- [SUPPLIED ENTRIES]:
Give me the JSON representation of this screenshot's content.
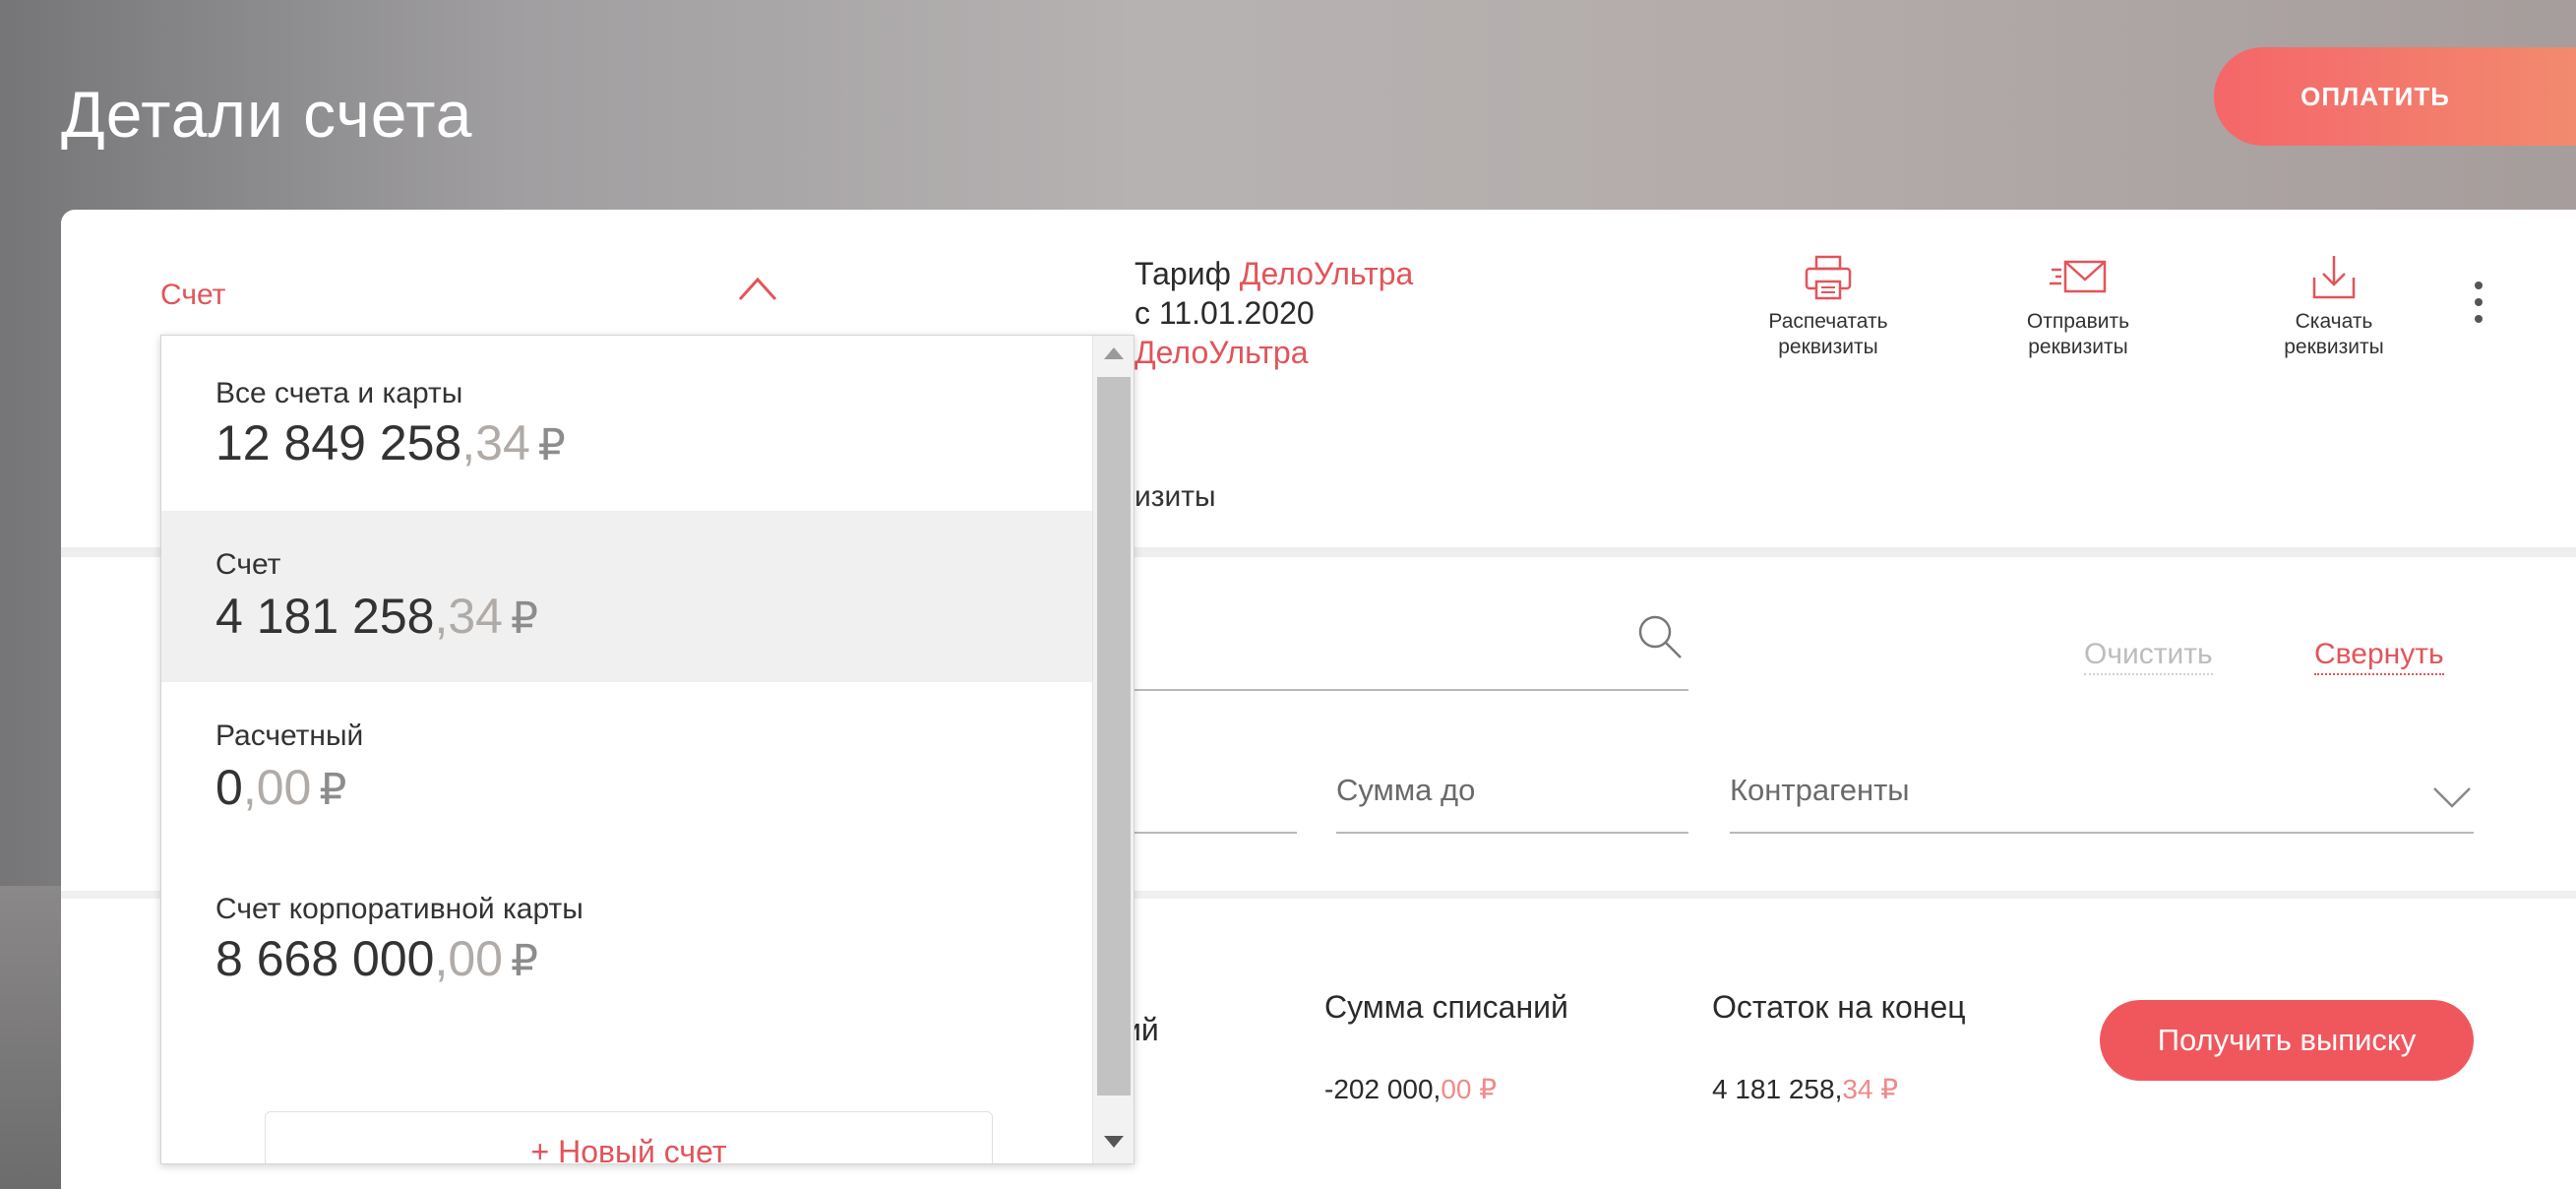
{
  "header": {
    "title": "Детали счета",
    "pay_label": "ОПЛАТИТЬ"
  },
  "account_select": {
    "label": "Счет"
  },
  "tariff": {
    "prefix": "Тариф",
    "name": "ДелоУльтра",
    "since": "с 11.01.2020",
    "second_name": "ДелоУльтра"
  },
  "actions": [
    {
      "icon": "printer-icon",
      "line1": "Распечатать",
      "line2": "реквизиты"
    },
    {
      "icon": "envelope-icon",
      "line1": "Отправить",
      "line2": "реквизиты"
    },
    {
      "icon": "download-icon",
      "line1": "Скачать",
      "line2": "реквизиты"
    }
  ],
  "tab_partial": "изиты",
  "filters": {
    "clear_label": "Очистить",
    "collapse_label": "Свернуть",
    "sum_to_placeholder": "Сумма до",
    "counterparties_placeholder": "Контрагенты"
  },
  "stats": {
    "partial_label": "ий",
    "debits_label": "Сумма списаний",
    "debits_main": "-202 000,",
    "debits_cents": "00 ₽",
    "end_balance_label": "Остаток на конец",
    "end_balance_main": "4 181 258,",
    "end_balance_cents": "34 ₽",
    "get_statement_label": "Получить выписку"
  },
  "dropdown": {
    "items": [
      {
        "name": "Все счета и карты",
        "main": "12 849 258",
        "cents": ",34",
        "currency": "₽",
        "selected": false
      },
      {
        "name": "Счет",
        "main": "4 181 258",
        "cents": ",34",
        "currency": "₽",
        "selected": true
      },
      {
        "name": "Расчетный",
        "main": "0",
        "cents": ",00",
        "currency": "₽",
        "selected": false
      },
      {
        "name": "Счет корпоративной карты",
        "main": "8 668 000",
        "cents": ",00",
        "currency": "₽",
        "selected": false
      }
    ],
    "new_account_label": "+ Новый счет"
  },
  "colors": {
    "accent": "#e2545a",
    "button_gradient_start": "#f4666a",
    "button_gradient_end": "#f28a6e"
  }
}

- [REQUIRED TASK]: Go through the entries above and output them exactly, without pictures.

- [CORRECT RESPONSE]:
Give me the JSON representation of this screenshot's content.
{
  "header": {
    "title": "Детали счета",
    "pay_label": "ОПЛАТИТЬ"
  },
  "account_select": {
    "label": "Счет"
  },
  "tariff": {
    "prefix": "Тариф",
    "name": "ДелоУльтра",
    "since": "с 11.01.2020",
    "second_name": "ДелоУльтра"
  },
  "actions": [
    {
      "icon": "printer-icon",
      "line1": "Распечатать",
      "line2": "реквизиты"
    },
    {
      "icon": "envelope-icon",
      "line1": "Отправить",
      "line2": "реквизиты"
    },
    {
      "icon": "download-icon",
      "line1": "Скачать",
      "line2": "реквизиты"
    }
  ],
  "tab_partial": "изиты",
  "filters": {
    "clear_label": "Очистить",
    "collapse_label": "Свернуть",
    "sum_to_placeholder": "Сумма до",
    "counterparties_placeholder": "Контрагенты"
  },
  "stats": {
    "partial_label": "ий",
    "debits_label": "Сумма списаний",
    "debits_main": "-202 000,",
    "debits_cents": "00 ₽",
    "end_balance_label": "Остаток на конец",
    "end_balance_main": "4 181 258,",
    "end_balance_cents": "34 ₽",
    "get_statement_label": "Получить выписку"
  },
  "dropdown": {
    "items": [
      {
        "name": "Все счета и карты",
        "main": "12 849 258",
        "cents": ",34",
        "currency": "₽",
        "selected": false
      },
      {
        "name": "Счет",
        "main": "4 181 258",
        "cents": ",34",
        "currency": "₽",
        "selected": true
      },
      {
        "name": "Расчетный",
        "main": "0",
        "cents": ",00",
        "currency": "₽",
        "selected": false
      },
      {
        "name": "Счет корпоративной карты",
        "main": "8 668 000",
        "cents": ",00",
        "currency": "₽",
        "selected": false
      }
    ],
    "new_account_label": "+ Новый счет"
  },
  "colors": {
    "accent": "#e2545a",
    "button_gradient_start": "#f4666a",
    "button_gradient_end": "#f28a6e"
  }
}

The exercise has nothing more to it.